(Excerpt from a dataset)
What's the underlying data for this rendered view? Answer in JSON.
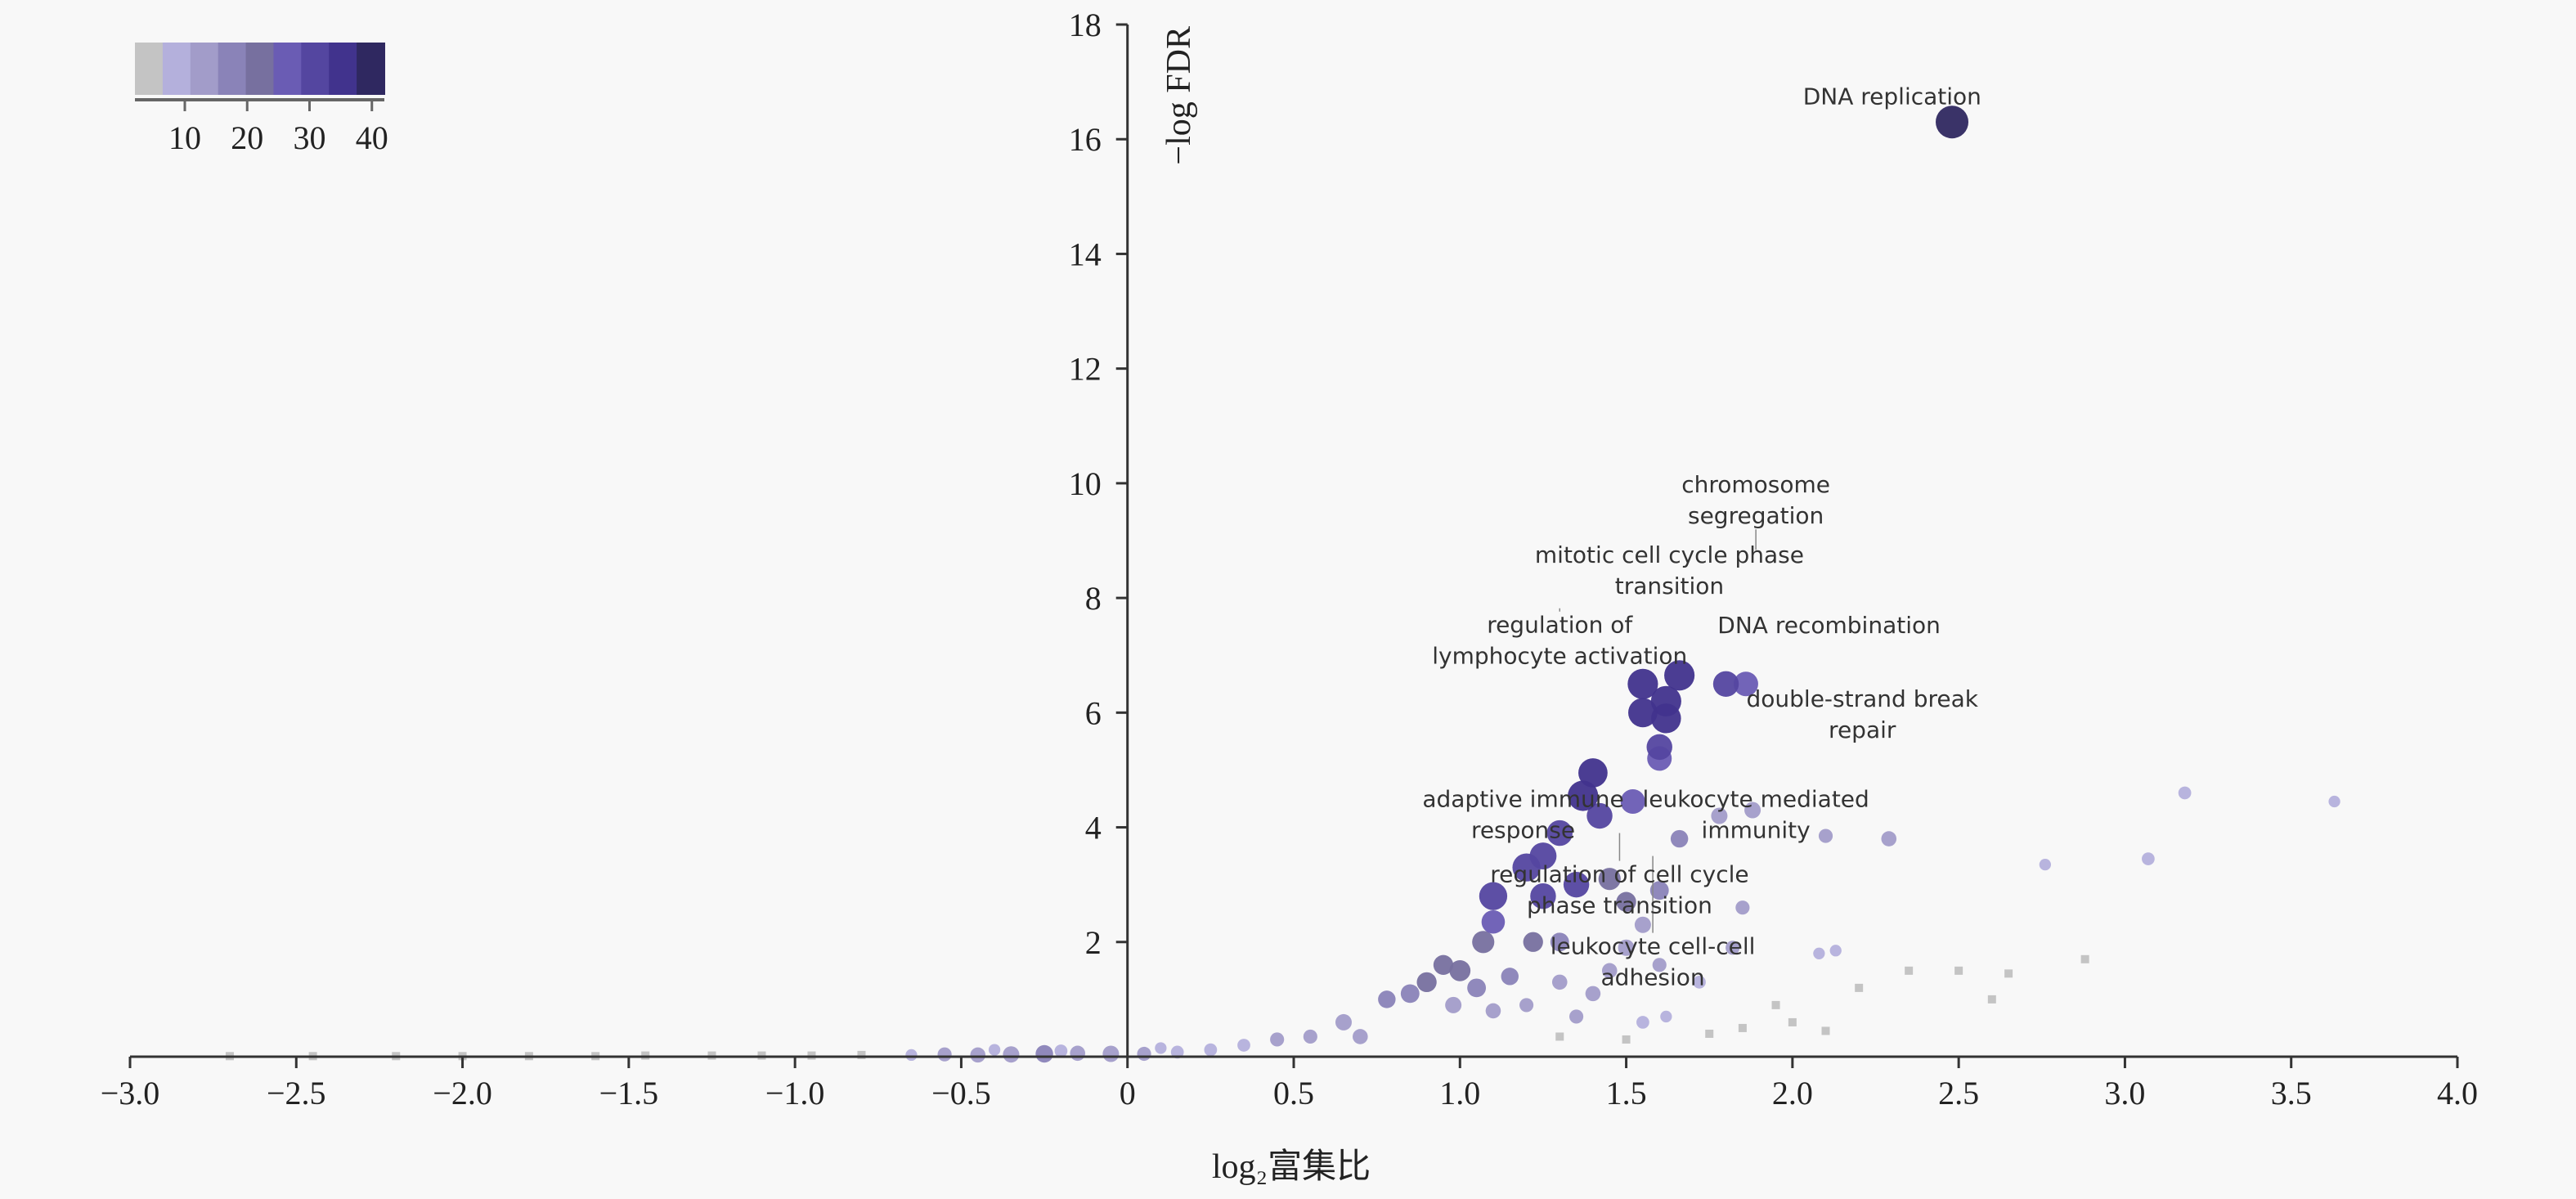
{
  "chart_data": {
    "type": "scatter",
    "title": "",
    "xlabel": "log₂富集比",
    "ylabel": "−log FDR",
    "xlim": [
      -3.0,
      4.0
    ],
    "ylim": [
      0,
      18
    ],
    "x_ticks": [
      "−3.0",
      "−2.5",
      "−2.0",
      "−1.5",
      "−1.0",
      "−0.5",
      "0",
      "0.5",
      "1.0",
      "1.5",
      "2.0",
      "2.5",
      "3.0",
      "3.5",
      "4.0"
    ],
    "x_tick_values": [
      -3,
      -2.5,
      -2,
      -1.5,
      -1,
      -0.5,
      0,
      0.5,
      1,
      1.5,
      2,
      2.5,
      3,
      3.5,
      4
    ],
    "y_ticks": [
      "2",
      "4",
      "6",
      "8",
      "10",
      "12",
      "14",
      "16",
      "18"
    ],
    "y_tick_values": [
      2,
      4,
      6,
      8,
      10,
      12,
      14,
      16,
      18
    ],
    "grid": false,
    "colorbar": {
      "placement": "top-left",
      "range": [
        2,
        42
      ],
      "ticks": [
        "10",
        "20",
        "30",
        "40"
      ],
      "tick_values": [
        10,
        20,
        30,
        40
      ],
      "colors": [
        "#c4c4c4",
        "#b4b0dc",
        "#a29cc9",
        "#8a83b8",
        "#77709f",
        "#6a5cb4",
        "#5446a0",
        "#41338d",
        "#2f2860"
      ]
    },
    "points_columns": [
      "x",
      "y",
      "count"
    ],
    "points": [
      [
        2.48,
        16.3,
        42
      ],
      [
        1.55,
        6.5,
        38
      ],
      [
        1.66,
        6.65,
        38
      ],
      [
        1.62,
        6.2,
        38
      ],
      [
        1.55,
        6.0,
        36
      ],
      [
        1.62,
        5.9,
        37
      ],
      [
        1.6,
        5.4,
        30
      ],
      [
        1.6,
        5.2,
        28
      ],
      [
        1.8,
        6.5,
        30
      ],
      [
        1.86,
        6.5,
        28
      ],
      [
        1.4,
        4.95,
        36
      ],
      [
        1.37,
        4.55,
        38
      ],
      [
        1.42,
        4.2,
        30
      ],
      [
        1.52,
        4.45,
        28
      ],
      [
        1.3,
        3.9,
        30
      ],
      [
        1.25,
        3.5,
        32
      ],
      [
        1.2,
        3.3,
        34
      ],
      [
        1.1,
        2.8,
        34
      ],
      [
        1.25,
        2.8,
        30
      ],
      [
        1.35,
        3.0,
        30
      ],
      [
        1.45,
        3.1,
        24
      ],
      [
        1.5,
        2.7,
        20
      ],
      [
        1.6,
        2.9,
        18
      ],
      [
        1.66,
        3.8,
        16
      ],
      [
        1.78,
        4.2,
        14
      ],
      [
        1.88,
        4.3,
        14
      ],
      [
        2.1,
        3.85,
        10
      ],
      [
        2.29,
        3.8,
        12
      ],
      [
        3.18,
        4.6,
        8
      ],
      [
        3.63,
        4.45,
        6
      ],
      [
        2.76,
        3.35,
        6
      ],
      [
        3.07,
        3.45,
        8
      ],
      [
        1.1,
        2.35,
        26
      ],
      [
        1.07,
        2.0,
        24
      ],
      [
        1.22,
        2.0,
        20
      ],
      [
        1.3,
        2.0,
        18
      ],
      [
        1.55,
        2.3,
        14
      ],
      [
        1.5,
        1.9,
        14
      ],
      [
        1.82,
        1.9,
        10
      ],
      [
        1.85,
        2.6,
        10
      ],
      [
        2.08,
        1.8,
        6
      ],
      [
        2.13,
        1.85,
        6
      ],
      [
        1.72,
        1.3,
        8
      ],
      [
        1.6,
        1.6,
        10
      ],
      [
        1.45,
        1.5,
        12
      ],
      [
        1.4,
        1.1,
        12
      ],
      [
        0.95,
        1.6,
        20
      ],
      [
        0.85,
        1.1,
        18
      ],
      [
        0.78,
        1.0,
        16
      ],
      [
        0.9,
        1.3,
        20
      ],
      [
        1.0,
        1.5,
        22
      ],
      [
        1.05,
        1.2,
        18
      ],
      [
        1.15,
        1.4,
        16
      ],
      [
        1.3,
        1.3,
        12
      ],
      [
        0.98,
        0.9,
        14
      ],
      [
        1.1,
        0.8,
        12
      ],
      [
        1.2,
        0.9,
        10
      ],
      [
        1.35,
        0.7,
        10
      ],
      [
        1.55,
        0.6,
        8
      ],
      [
        1.62,
        0.7,
        6
      ],
      [
        0.65,
        0.6,
        14
      ],
      [
        0.7,
        0.35,
        12
      ],
      [
        0.55,
        0.35,
        10
      ],
      [
        0.45,
        0.3,
        10
      ],
      [
        0.35,
        0.2,
        8
      ],
      [
        0.25,
        0.12,
        8
      ],
      [
        0.15,
        0.08,
        8
      ],
      [
        0.05,
        0.05,
        10
      ],
      [
        2.2,
        1.2,
        2
      ],
      [
        2.35,
        1.5,
        3
      ],
      [
        2.5,
        1.5,
        2
      ],
      [
        2.6,
        1.0,
        2
      ],
      [
        2.65,
        1.45,
        2
      ],
      [
        2.88,
        1.7,
        2
      ],
      [
        2.0,
        0.6,
        2
      ],
      [
        1.95,
        0.9,
        3
      ],
      [
        1.85,
        0.5,
        2
      ],
      [
        1.75,
        0.4,
        2
      ],
      [
        1.3,
        0.35,
        2
      ],
      [
        1.5,
        0.3,
        2
      ],
      [
        2.1,
        0.45,
        2
      ],
      [
        -0.05,
        0.05,
        14
      ],
      [
        -0.15,
        0.06,
        12
      ],
      [
        -0.25,
        0.05,
        16
      ],
      [
        -0.35,
        0.04,
        14
      ],
      [
        -0.45,
        0.03,
        12
      ],
      [
        -0.55,
        0.04,
        10
      ],
      [
        -0.65,
        0.03,
        6
      ],
      [
        -0.8,
        0.03,
        4
      ],
      [
        -0.95,
        0.02,
        3
      ],
      [
        -1.1,
        0.02,
        3
      ],
      [
        -1.25,
        0.02,
        3
      ],
      [
        -1.45,
        0.02,
        3
      ],
      [
        -1.6,
        0.01,
        2
      ],
      [
        -1.8,
        0.01,
        2
      ],
      [
        -2.0,
        0.01,
        2
      ],
      [
        -2.2,
        0.01,
        2
      ],
      [
        -2.45,
        0.01,
        2
      ],
      [
        -2.7,
        0.01,
        2
      ],
      [
        -0.2,
        0.1,
        8
      ],
      [
        -0.4,
        0.12,
        6
      ],
      [
        0.1,
        0.15,
        6
      ]
    ],
    "annotations": [
      {
        "lines": [
          "DNA replication"
        ],
        "x": 2.3,
        "y": 16.75
      },
      {
        "lines": [
          "mitotic cell cycle phase",
          "transition"
        ],
        "x": 1.63,
        "y": 8.76
      },
      {
        "lines": [
          "chromosome",
          "segregation"
        ],
        "x": 1.89,
        "y": 8.84
      },
      {
        "lines": [
          "regulation of",
          "lymphocyte activation"
        ],
        "x": 1.3,
        "y": 7.82
      },
      {
        "lines": [
          "DNA recombination"
        ],
        "x": 2.11,
        "y": 7.53
      },
      {
        "lines": [
          "double-strand break",
          "repair"
        ],
        "x": 2.21,
        "y": 6.25
      },
      {
        "lines": [
          "adaptive immune",
          "response"
        ],
        "x": 1.19,
        "y": 4.5
      },
      {
        "lines": [
          "leukocyte mediated",
          "immunity"
        ],
        "x": 1.89,
        "y": 4.5
      },
      {
        "lines": [
          "regulation of cell cycle",
          "phase transition"
        ],
        "x": 1.48,
        "y": 3.9
      },
      {
        "lines": [
          "leukocyte cell-cell",
          "adhesion"
        ],
        "x": 1.58,
        "y": 3.5
      }
    ]
  }
}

What you need to do ▸ From the data above, show each line that contains "regulation".

Exercise solution ▸
          "regulation of",
          "regulation of cell cycle",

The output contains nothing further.